=== TASK INSTRUCTIONS ===
Pull out every line with the word "某轮装载后漂心在船中且船体无拱垂变形".
....
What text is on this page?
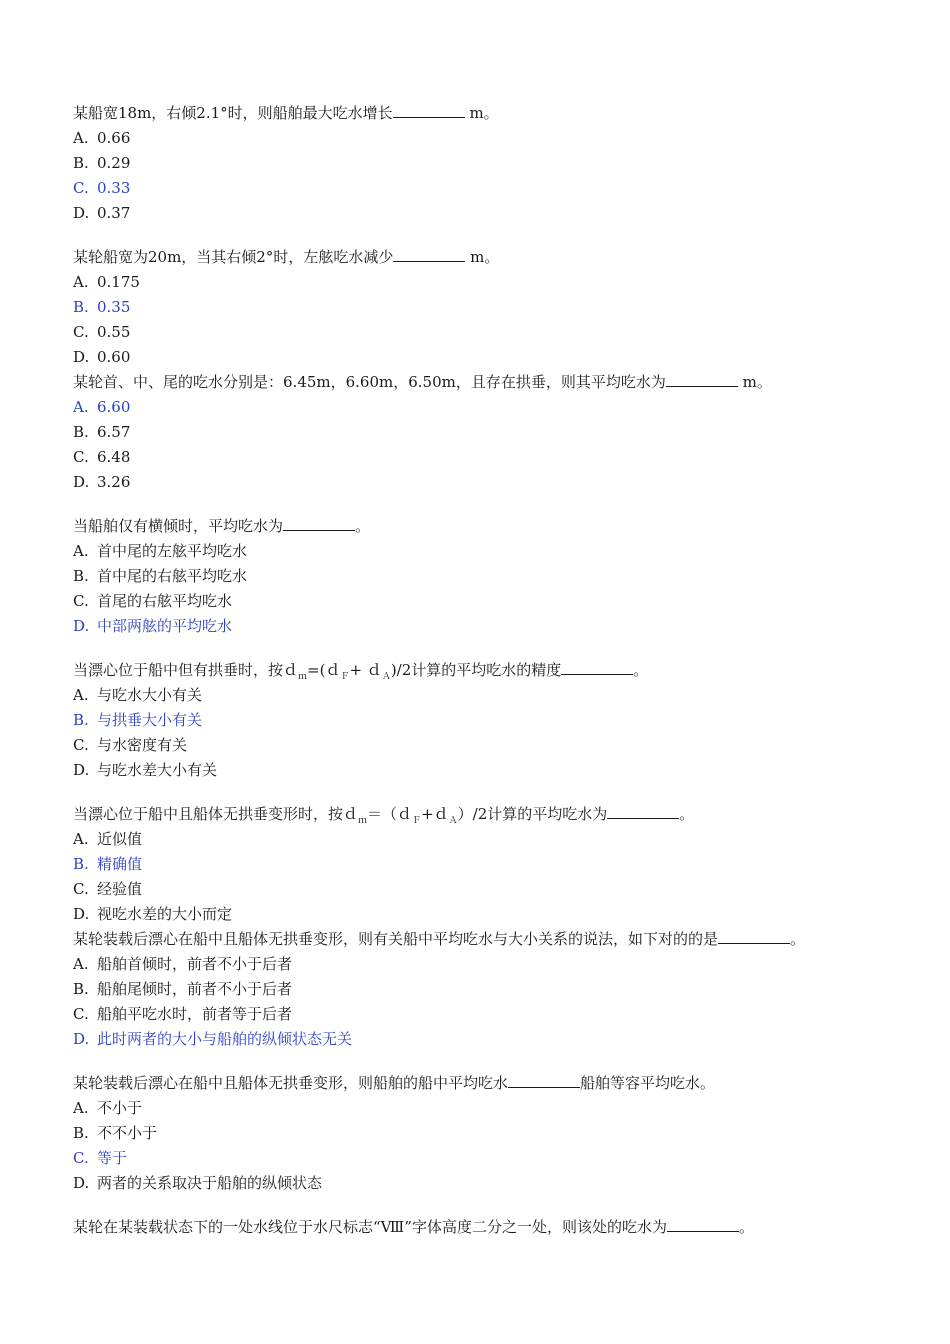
某船宽18m，右倾2.1°时，则船舶最大吃水增长	m。
A. 0.66
B. 0.29
C. 0.33
D. 0.37
某轮船宽为20m，当其右倾2°时，左舷吃水减少	m。
A. 0.175
B. 0.35
C. 0.55
D. 0.60
某轮首、中、尾的吃水分别是：6.45m，6.60m，6.50m，且存在拱垂，则其平均吃水为	m。
A. 6.60
B. 6.57
C. 6.48
D. 3.26
当船舶仅有横倾时，平均吃水为	。
A. 首中尾的左舷平均吃水
B. 首中尾的右舷平均吃水
C. 首尾的右舷平均吃水
D. 中部两舷的平均吃水
当漂心位于船中但有拱垂时，按ｄ$_m$=(ｄ$_F$+ ｄ$_A$)/2计算的平均吃水的精度	。
A. 与吃水大小有关
B. 与拱垂大小有关
C. 与水密度有关
D. 与吃水差大小有关
当漂心位于船中且船体无拱垂变形时，按ｄ$_m$＝（ｄ$_F$+ｄ$_A$）/2计算的平均吃水为	。
A. 近似值
B. 精确值
C. 经验值
D. 视吃水差的大小而定
某轮装载后漂心在船中且船体无拱垂变形，则有关船中平均吃水与大小关系的说法，如下对的的是	。
A. 船舶首倾时，前者不小于后者
B. 船舶尾倾时，前者不小于后者
C. 船舶平吃水时，前者等于后者
D. 此时两者的大小与船舶的纵倾状态无关
某轮装载后漂心在船中且船体无拱垂变形，则船舶的船中平均吃水	船舶等容平均吃水。
A. 不小于
B. 不不小于
C. 等于
D. 两者的关系取决于船舶的纵倾状态
某轮在某装载状态下的一处水线位于水尺标志“Ⅷ”字体高度二分之一处，则该处的吃水为	。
....
=== THE ANSWER ===
某轮装载后漂心在船中且船体无拱垂变形，则有关船中平均吃水与大小关系的说法，如下对的的是	。
某轮装载后漂心在船中且船体无拱垂变形，则船舶的船中平均吃水	船舶等容平均吃水。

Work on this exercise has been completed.